___ Passage de l'exercice ___

Comme la plupart des communautés souffrent, du moins indirectement du conflit, elles se sentent toutes naturellement en droit de recevoir quelque assistance, explique M. Stillhart, et cela complique énormément toute l’organisation de l’aide. De longues négociations s’imposent qui peuvent durer sans fin du matin au soir juste pour obtenir l’autorisation de distribuer les vivres.

M. Stillhart précise qu’il suffit qu’une communauté ou qu’un leader communautaire quitte la table mécontent pour qu’un incident lié à la sécurité risque de se produire.

« Chacun de ces incidents ralentit considérablement les opérations d’aide car il faut alors négocier l’accès au jour le jour », ajoute M. Stillhart.

« Enfin, il mentionne qu’à l’approche de la conférence sur la situation au Yémen qui se déroulera à Londres cette semaine, il est important de prendre conscience que la situation humanitaire dans le nord du Yémen est maintenant pire que jamais.

M. Stillhart conclut donc en lançant un appel ferme à l’action.

___

- [Consignes de travail]:
1 – Condensez le paragraphe du texte sur l'aide humanitaire au Yémen qui commence par « Comme la plupart des communautés », en conservant ses faits principaux.
2 – Reprenez le texte sur l'aide humanitaire au Yémen à la suite de sa dernière phrase et prolongez-le de quelques phrases.

___ Lignes extraites ___

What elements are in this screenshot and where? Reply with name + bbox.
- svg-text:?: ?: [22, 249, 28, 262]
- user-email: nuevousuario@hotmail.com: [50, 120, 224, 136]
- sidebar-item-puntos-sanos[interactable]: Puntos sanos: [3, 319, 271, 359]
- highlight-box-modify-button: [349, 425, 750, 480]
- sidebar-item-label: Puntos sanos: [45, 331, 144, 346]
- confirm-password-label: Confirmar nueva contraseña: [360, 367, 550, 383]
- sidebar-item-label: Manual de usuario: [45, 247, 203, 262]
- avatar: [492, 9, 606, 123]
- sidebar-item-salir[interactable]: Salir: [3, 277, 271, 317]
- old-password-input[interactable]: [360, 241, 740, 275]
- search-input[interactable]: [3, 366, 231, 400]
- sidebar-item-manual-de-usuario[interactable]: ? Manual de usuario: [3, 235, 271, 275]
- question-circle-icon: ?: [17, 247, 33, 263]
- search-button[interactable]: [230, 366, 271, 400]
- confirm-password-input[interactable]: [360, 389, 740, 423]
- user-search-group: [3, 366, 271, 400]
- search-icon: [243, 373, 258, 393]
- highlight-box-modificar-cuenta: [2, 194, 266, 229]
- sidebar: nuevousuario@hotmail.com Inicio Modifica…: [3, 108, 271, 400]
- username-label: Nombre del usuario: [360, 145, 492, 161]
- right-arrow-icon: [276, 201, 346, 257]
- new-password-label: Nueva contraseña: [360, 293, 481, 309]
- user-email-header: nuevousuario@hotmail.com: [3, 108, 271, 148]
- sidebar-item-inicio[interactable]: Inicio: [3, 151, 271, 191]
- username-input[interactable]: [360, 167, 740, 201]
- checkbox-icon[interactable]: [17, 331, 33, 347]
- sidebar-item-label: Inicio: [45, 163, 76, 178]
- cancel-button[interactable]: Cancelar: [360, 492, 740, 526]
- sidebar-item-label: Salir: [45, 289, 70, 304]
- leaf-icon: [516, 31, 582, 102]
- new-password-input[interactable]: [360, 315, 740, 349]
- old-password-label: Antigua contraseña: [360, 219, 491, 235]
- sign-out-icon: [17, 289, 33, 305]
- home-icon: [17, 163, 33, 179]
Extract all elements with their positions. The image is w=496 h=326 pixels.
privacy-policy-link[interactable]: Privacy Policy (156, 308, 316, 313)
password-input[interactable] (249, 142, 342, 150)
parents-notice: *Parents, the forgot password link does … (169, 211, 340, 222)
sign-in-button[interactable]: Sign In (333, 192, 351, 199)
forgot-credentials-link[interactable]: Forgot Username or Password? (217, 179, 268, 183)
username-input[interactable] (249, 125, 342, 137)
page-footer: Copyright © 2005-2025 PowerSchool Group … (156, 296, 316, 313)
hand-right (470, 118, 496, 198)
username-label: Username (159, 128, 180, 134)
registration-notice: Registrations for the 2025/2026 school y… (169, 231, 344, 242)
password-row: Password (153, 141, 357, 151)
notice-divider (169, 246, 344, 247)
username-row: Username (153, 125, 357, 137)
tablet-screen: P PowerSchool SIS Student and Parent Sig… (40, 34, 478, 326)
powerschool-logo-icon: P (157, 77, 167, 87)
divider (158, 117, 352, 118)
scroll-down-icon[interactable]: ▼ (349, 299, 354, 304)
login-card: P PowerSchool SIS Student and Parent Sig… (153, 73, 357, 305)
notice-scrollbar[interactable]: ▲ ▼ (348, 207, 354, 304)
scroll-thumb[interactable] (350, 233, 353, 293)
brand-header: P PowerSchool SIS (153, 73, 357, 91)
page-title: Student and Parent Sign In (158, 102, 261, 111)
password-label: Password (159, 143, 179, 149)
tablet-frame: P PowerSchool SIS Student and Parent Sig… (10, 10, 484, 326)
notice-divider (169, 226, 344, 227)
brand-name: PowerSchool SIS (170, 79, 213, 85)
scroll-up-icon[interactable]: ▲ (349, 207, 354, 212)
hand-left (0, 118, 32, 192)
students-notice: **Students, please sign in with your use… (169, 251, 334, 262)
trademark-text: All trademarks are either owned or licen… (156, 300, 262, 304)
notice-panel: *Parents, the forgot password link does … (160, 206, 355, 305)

___

- [Résultats de l'exercice]:
1 – Selon M. Stillhart, presque toutes les communautés souffrent au moins indirectement du conflit. Chacune s'estime donc en droit d'être aidée, ce qui complique énormément l'organisation de l'aide. Obtenir la simple autorisation de distribuer des vivres exige de longues négociations, parfois du matin au soir.

2 –
« Les combats qui ont repris en août 2009 et se sont récemment propagés à la frontière de l’Arabie saoudite, ont considérablement aggravé la situation d’une population civile déjà en grande difficulté dans le nord du Yémen. Si aucune action n’est prise immédiatement pour inverser cette tendance, le nord du Yémen pourrait plonger dans une crise humanitaire à long terme, ce qui entraverait les efforts de développement pendant très longtemps ».

Réponse aux besoins humanitaires – Activités communes CICR/Croissant-Rouge du Yémen    

 Depuis la mi-août, le CICR et le Croissant-Rouge du Yémen ont approvisionné environ 75 000 personnes déplacées des gouvernorats de Saada et d’Amran en vivres et autres articles essentiels.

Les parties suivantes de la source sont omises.